## Dataset records
START
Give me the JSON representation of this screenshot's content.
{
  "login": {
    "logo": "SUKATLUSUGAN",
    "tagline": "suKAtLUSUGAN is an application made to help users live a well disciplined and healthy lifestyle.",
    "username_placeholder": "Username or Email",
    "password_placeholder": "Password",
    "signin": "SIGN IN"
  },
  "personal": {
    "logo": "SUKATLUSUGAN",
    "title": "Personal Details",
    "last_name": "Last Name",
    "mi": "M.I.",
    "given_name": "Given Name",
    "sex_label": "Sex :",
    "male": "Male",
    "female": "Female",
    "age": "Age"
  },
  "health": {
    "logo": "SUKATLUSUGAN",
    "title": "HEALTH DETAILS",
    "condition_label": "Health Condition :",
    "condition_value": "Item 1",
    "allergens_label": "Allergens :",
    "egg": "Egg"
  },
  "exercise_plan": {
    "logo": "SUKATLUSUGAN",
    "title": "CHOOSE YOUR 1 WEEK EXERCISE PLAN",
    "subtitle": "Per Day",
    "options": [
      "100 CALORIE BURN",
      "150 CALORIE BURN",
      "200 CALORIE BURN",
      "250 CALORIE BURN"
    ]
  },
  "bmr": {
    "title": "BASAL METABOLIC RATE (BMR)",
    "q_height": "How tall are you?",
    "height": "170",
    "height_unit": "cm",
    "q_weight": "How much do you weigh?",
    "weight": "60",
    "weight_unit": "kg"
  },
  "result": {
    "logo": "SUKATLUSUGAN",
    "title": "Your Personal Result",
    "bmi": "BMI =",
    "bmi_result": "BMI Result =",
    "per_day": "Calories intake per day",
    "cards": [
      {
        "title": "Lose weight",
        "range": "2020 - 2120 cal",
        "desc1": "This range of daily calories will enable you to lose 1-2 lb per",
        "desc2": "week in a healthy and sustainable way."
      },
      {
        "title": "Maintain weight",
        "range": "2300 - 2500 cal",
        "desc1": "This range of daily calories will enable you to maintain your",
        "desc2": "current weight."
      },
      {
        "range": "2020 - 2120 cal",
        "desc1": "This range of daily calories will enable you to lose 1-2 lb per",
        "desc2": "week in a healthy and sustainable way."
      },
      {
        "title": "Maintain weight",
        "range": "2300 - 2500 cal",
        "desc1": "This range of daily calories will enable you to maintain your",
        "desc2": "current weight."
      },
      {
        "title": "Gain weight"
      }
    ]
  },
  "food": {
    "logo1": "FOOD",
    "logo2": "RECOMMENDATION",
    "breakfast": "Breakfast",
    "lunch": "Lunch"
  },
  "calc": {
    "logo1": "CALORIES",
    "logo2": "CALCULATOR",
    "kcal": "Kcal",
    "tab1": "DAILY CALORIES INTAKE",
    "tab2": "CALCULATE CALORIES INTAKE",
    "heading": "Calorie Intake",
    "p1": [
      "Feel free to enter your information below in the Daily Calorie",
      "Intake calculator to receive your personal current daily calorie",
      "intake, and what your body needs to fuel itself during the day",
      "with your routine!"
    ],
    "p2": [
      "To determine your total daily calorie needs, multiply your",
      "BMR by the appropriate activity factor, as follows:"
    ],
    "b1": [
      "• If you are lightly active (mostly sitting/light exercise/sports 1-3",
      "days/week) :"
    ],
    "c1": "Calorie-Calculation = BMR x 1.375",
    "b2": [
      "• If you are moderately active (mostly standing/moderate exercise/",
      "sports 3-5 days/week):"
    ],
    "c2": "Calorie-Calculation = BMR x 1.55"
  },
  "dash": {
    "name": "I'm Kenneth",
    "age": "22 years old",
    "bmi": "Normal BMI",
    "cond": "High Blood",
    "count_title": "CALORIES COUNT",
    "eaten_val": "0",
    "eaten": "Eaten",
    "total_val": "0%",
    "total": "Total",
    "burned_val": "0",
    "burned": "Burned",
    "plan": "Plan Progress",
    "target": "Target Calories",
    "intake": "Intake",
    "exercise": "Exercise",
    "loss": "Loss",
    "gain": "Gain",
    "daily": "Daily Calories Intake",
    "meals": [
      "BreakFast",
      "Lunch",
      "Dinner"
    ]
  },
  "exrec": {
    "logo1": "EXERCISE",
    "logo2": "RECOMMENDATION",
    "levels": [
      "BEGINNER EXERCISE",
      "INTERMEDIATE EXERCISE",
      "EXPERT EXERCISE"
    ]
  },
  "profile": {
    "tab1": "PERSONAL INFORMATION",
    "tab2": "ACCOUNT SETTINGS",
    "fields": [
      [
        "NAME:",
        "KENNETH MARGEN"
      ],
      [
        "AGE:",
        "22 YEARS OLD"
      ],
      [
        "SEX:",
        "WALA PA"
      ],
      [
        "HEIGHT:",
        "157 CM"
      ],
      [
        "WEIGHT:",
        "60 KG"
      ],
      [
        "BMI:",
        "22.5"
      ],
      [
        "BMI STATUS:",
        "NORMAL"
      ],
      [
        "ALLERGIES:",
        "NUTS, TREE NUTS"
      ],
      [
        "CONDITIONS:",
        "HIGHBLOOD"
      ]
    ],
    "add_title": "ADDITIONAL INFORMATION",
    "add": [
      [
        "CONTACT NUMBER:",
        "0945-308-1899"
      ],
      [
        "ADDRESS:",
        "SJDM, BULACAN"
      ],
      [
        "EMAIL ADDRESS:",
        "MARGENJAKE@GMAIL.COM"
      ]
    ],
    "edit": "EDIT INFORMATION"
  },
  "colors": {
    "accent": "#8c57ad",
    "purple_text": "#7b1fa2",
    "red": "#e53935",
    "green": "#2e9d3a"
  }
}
END
## The problem
Each record above should be returned exactly as it appears.

## The completed task
Give me the JSON representation of this screenshot's content.
{
  "login": {
    "logo": "SUKATLUSUGAN",
    "tagline": "suKAtLUSUGAN is an application made to help users live a well disciplined and healthy lifestyle.",
    "username_placeholder": "Username or Email",
    "password_placeholder": "Password",
    "signin": "SIGN IN"
  },
  "personal": {
    "logo": "SUKATLUSUGAN",
    "title": "Personal Details",
    "last_name": "Last Name",
    "mi": "M.I.",
    "given_name": "Given Name",
    "sex_label": "Sex :",
    "male": "Male",
    "female": "Female",
    "age": "Age"
  },
  "health": {
    "logo": "SUKATLUSUGAN",
    "title": "HEALTH DETAILS",
    "condition_label": "Health Condition :",
    "condition_value": "Item 1",
    "allergens_label": "Allergens :",
    "egg": "Egg"
  },
  "exercise_plan": {
    "logo": "SUKATLUSUGAN",
    "title": "CHOOSE YOUR 1 WEEK EXERCISE PLAN",
    "subtitle": "Per Day",
    "options": [
      "100 CALORIE BURN",
      "150 CALORIE BURN",
      "200 CALORIE BURN",
      "250 CALORIE BURN"
    ]
  },
  "bmr": {
    "title": "BASAL METABOLIC RATE (BMR)",
    "q_height": "How tall are you?",
    "height": "170",
    "height_unit": "cm",
    "q_weight": "How much do you weigh?",
    "weight": "60",
    "weight_unit": "kg"
  },
  "result": {
    "logo": "SUKATLUSUGAN",
    "title": "Your Personal Result",
    "bmi": "BMI =",
    "bmi_result": "BMI Result =",
    "per_day": "Calories intake per day",
    "cards": [
      {
        "title": "Lose weight",
        "range": "2020 - 2120 cal",
        "desc1": "This range of daily calories will enable you to lose 1-2 lb per",
        "desc2": "week in a healthy and sustainable way."
      },
      {
        "title": "Maintain weight",
        "range": "2300 - 2500 cal",
        "desc1": "This range of daily calories will enable you to maintain your",
        "desc2": "current weight."
      },
      {
        "range": "2020 - 2120 cal",
        "desc1": "This range of daily calories will enable you to lose 1-2 lb per",
        "desc2": "week in a healthy and sustainable way."
      },
      {
        "title": "Maintain weight",
        "range": "2300 - 2500 cal",
        "desc1": "This range of daily calories will enable you to maintain your",
        "desc2": "current weight."
      },
      {
        "title": "Gain weight"
      }
    ]
  },
  "food": {
    "logo1": "FOOD",
    "logo2": "RECOMMENDATION",
    "breakfast": "Breakfast",
    "lunch": "Lunch"
  },
  "calc": {
    "logo1": "CALORIES",
    "logo2": "CALCULATOR",
    "kcal": "Kcal",
    "tab1": "DAILY CALORIES INTAKE",
    "tab2": "CALCULATE CALORIES INTAKE",
    "heading": "Calorie Intake",
    "p1": [
      "Feel free to enter your information below in the Daily Calorie",
      "Intake calculator to receive your personal current daily calorie",
      "intake, and what your body needs to fuel itself during the day",
      "with your routine!"
    ],
    "p2": [
      "To determine your total daily calorie needs, multiply your",
      "BMR by the appropriate activity factor, as follows:"
    ],
    "b1": [
      "• If you are lightly active (mostly sitting/light exercise/sports 1-3",
      "days/week) :"
    ],
    "c1": "Calorie-Calculation = BMR x 1.375",
    "b2": [
      "• If you are moderately active (mostly standing/moderate exercise/",
      "sports 3-5 days/week):"
    ],
    "c2": "Calorie-Calculation = BMR x 1.55"
  },
  "dash": {
    "name": "I'm Kenneth",
    "age": "22 years old",
    "bmi": "Normal BMI",
    "cond": "High Blood",
    "count_title": "CALORIES COUNT",
    "eaten_val": "0",
    "eaten": "Eaten",
    "total_val": "0%",
    "total": "Total",
    "burned_val": "0",
    "burned": "Burned",
    "plan": "Plan Progress",
    "target": "Target Calories",
    "intake": "Intake",
    "exercise": "Exercise",
    "loss": "Loss",
    "gain": "Gain",
    "daily": "Daily Calories Intake",
    "meals": [
      "BreakFast",
      "Lunch",
      "Dinner"
    ]
  },
  "exrec": {
    "logo1": "EXERCISE",
    "logo2": "RECOMMENDATION",
    "levels": [
      "BEGINNER EXERCISE",
      "INTERMEDIATE EXERCISE",
      "EXPERT EXERCISE"
    ]
  },
  "profile": {
    "tab1": "PERSONAL INFORMATION",
    "tab2": "ACCOUNT SETTINGS",
    "fields": [
      [
        "NAME:",
        "KENNETH MARGEN"
      ],
      [
        "AGE:",
        "22 YEARS OLD"
      ],
      [
        "SEX:",
        "WALA PA"
      ],
      [
        "HEIGHT:",
        "157 CM"
      ],
      [
        "WEIGHT:",
        "60 KG"
      ],
      [
        "BMI:",
        "22.5"
      ],
      [
        "BMI STATUS:",
        "NORMAL"
      ],
      [
        "ALLERGIES:",
        "NUTS, TREE NUTS"
      ],
      [
        "CONDITIONS:",
        "HIGHBLOOD"
      ]
    ],
    "add_title": "ADDITIONAL INFORMATION",
    "add": [
      [
        "CONTACT NUMBER:",
        "0945-308-1899"
      ],
      [
        "ADDRESS:",
        "SJDM, BULACAN"
      ],
      [
        "EMAIL ADDRESS:",
        "MARGENJAKE@GMAIL.COM"
      ]
    ],
    "edit": "EDIT INFORMATION"
  },
  "colors": {
    "accent": "#8c57ad",
    "purple_text": "#7b1fa2",
    "red": "#e53935",
    "green": "#2e9d3a"
  }
}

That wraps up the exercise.